**Aim of the exercise:** The listing below should be copied in full, word for word.

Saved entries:
☆ ☆ ☆ ☆

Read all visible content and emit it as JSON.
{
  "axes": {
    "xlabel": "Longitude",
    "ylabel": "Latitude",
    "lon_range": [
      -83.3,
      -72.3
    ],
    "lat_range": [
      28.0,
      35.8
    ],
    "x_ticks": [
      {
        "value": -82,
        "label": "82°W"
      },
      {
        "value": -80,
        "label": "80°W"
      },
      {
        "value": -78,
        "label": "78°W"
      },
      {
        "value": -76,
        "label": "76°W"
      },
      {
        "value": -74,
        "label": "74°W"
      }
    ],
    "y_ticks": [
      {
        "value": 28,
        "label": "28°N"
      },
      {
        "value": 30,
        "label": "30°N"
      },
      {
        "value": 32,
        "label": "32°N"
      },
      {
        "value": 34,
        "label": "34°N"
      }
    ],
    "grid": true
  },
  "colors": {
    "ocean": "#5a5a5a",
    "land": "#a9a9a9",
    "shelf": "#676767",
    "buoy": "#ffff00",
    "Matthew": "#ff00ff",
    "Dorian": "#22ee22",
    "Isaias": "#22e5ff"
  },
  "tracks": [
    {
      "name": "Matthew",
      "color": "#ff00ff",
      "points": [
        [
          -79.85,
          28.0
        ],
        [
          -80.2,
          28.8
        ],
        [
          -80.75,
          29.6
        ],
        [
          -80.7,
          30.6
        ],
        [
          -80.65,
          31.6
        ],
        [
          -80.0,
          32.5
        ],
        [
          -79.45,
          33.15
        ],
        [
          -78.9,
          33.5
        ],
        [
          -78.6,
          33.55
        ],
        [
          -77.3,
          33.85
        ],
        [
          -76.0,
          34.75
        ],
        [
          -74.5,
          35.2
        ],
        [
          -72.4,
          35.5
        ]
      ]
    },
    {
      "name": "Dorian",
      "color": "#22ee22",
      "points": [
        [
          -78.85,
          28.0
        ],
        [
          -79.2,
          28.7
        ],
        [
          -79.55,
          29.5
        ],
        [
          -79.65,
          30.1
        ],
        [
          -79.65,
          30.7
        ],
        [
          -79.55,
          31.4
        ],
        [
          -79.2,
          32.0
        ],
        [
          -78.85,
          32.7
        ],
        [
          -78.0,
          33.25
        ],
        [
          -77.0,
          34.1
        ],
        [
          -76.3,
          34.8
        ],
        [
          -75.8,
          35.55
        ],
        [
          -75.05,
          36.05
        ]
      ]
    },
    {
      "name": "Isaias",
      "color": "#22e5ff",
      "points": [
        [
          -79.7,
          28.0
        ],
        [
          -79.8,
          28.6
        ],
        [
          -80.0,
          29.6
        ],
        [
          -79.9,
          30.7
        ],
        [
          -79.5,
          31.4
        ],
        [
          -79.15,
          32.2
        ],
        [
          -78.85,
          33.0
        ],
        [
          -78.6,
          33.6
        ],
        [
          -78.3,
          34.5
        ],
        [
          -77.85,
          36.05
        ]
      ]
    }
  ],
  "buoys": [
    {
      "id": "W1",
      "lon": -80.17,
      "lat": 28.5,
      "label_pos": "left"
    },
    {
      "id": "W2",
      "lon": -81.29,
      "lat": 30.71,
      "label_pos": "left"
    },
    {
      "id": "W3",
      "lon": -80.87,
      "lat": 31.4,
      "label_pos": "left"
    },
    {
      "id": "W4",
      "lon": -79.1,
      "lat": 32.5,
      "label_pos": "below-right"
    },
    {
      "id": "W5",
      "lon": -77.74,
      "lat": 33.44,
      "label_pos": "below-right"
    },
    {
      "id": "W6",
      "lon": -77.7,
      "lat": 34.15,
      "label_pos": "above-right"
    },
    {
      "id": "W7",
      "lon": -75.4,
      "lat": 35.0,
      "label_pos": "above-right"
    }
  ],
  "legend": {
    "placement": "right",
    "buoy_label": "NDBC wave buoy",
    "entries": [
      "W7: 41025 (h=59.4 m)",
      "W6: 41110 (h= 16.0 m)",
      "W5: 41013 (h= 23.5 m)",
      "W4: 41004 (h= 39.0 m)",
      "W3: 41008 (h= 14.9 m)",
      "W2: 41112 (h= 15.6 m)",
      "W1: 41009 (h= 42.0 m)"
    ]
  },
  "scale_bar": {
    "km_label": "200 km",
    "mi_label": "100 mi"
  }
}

☆ ☆ ☆ ☆

**Result:**
Read all visible content and emit it as JSON.
{
  "axes": {
    "xlabel": "Longitude",
    "ylabel": "Latitude",
    "lon_range": [
      -83.3,
      -72.3
    ],
    "lat_range": [
      28.0,
      35.8
    ],
    "x_ticks": [
      {
        "value": -82,
        "label": "82°W"
      },
      {
        "value": -80,
        "label": "80°W"
      },
      {
        "value": -78,
        "label": "78°W"
      },
      {
        "value": -76,
        "label": "76°W"
      },
      {
        "value": -74,
        "label": "74°W"
      }
    ],
    "y_ticks": [
      {
        "value": 28,
        "label": "28°N"
      },
      {
        "value": 30,
        "label": "30°N"
      },
      {
        "value": 32,
        "label": "32°N"
      },
      {
        "value": 34,
        "label": "34°N"
      }
    ],
    "grid": true
  },
  "colors": {
    "ocean": "#5a5a5a",
    "land": "#a9a9a9",
    "shelf": "#676767",
    "buoy": "#ffff00",
    "Matthew": "#ff00ff",
    "Dorian": "#22ee22",
    "Isaias": "#22e5ff"
  },
  "tracks": [
    {
      "name": "Matthew",
      "color": "#ff00ff",
      "points": [
        [
          -79.85,
          28.0
        ],
        [
          -80.2,
          28.8
        ],
        [
          -80.75,
          29.6
        ],
        [
          -80.7,
          30.6
        ],
        [
          -80.65,
          31.6
        ],
        [
          -80.0,
          32.5
        ],
        [
          -79.45,
          33.15
        ],
        [
          -78.9,
          33.5
        ],
        [
          -78.6,
          33.55
        ],
        [
          -77.3,
          33.85
        ],
        [
          -76.0,
          34.75
        ],
        [
          -74.5,
          35.2
        ],
        [
          -72.4,
          35.5
        ]
      ]
    },
    {
      "name": "Dorian",
      "color": "#22ee22",
      "points": [
        [
          -78.85,
          28.0
        ],
        [
          -79.2,
          28.7
        ],
        [
          -79.55,
          29.5
        ],
        [
          -79.65,
          30.1
        ],
        [
          -79.65,
          30.7
        ],
        [
          -79.55,
          31.4
        ],
        [
          -79.2,
          32.0
        ],
        [
          -78.85,
          32.7
        ],
        [
          -78.0,
          33.25
        ],
        [
          -77.0,
          34.1
        ],
        [
          -76.3,
          34.8
        ],
        [
          -75.8,
          35.55
        ],
        [
          -75.05,
          36.05
        ]
      ]
    },
    {
      "name": "Isaias",
      "color": "#22e5ff",
      "points": [
        [
          -79.7,
          28.0
        ],
        [
          -79.8,
          28.6
        ],
        [
          -80.0,
          29.6
        ],
        [
          -79.9,
          30.7
        ],
        [
          -79.5,
          31.4
        ],
        [
          -79.15,
          32.2
        ],
        [
          -78.85,
          33.0
        ],
        [
          -78.6,
          33.6
        ],
        [
          -78.3,
          34.5
        ],
        [
          -77.85,
          36.05
        ]
      ]
    }
  ],
  "buoys": [
    {
      "id": "W1",
      "lon": -80.17,
      "lat": 28.5,
      "label_pos": "left"
    },
    {
      "id": "W2",
      "lon": -81.29,
      "lat": 30.71,
      "label_pos": "left"
    },
    {
      "id": "W3",
      "lon": -80.87,
      "lat": 31.4,
      "label_pos": "left"
    },
    {
      "id": "W4",
      "lon": -79.1,
      "lat": 32.5,
      "label_pos": "below-right"
    },
    {
      "id": "W5",
      "lon": -77.74,
      "lat": 33.44,
      "label_pos": "below-right"
    },
    {
      "id": "W6",
      "lon": -77.7,
      "lat": 34.15,
      "label_pos": "above-right"
    },
    {
      "id": "W7",
      "lon": -75.4,
      "lat": 35.0,
      "label_pos": "above-right"
    }
  ],
  "legend": {
    "placement": "right",
    "buoy_label": "NDBC wave buoy",
    "entries": [
      "W7: 41025 (h=59.4 m)",
      "W6: 41110 (h= 16.0 m)",
      "W5: 41013 (h= 23.5 m)",
      "W4: 41004 (h= 39.0 m)",
      "W3: 41008 (h= 14.9 m)",
      "W2: 41112 (h= 15.6 m)",
      "W1: 41009 (h= 42.0 m)"
    ]
  },
  "scale_bar": {
    "km_label": "200 km",
    "mi_label": "100 mi"
  }
}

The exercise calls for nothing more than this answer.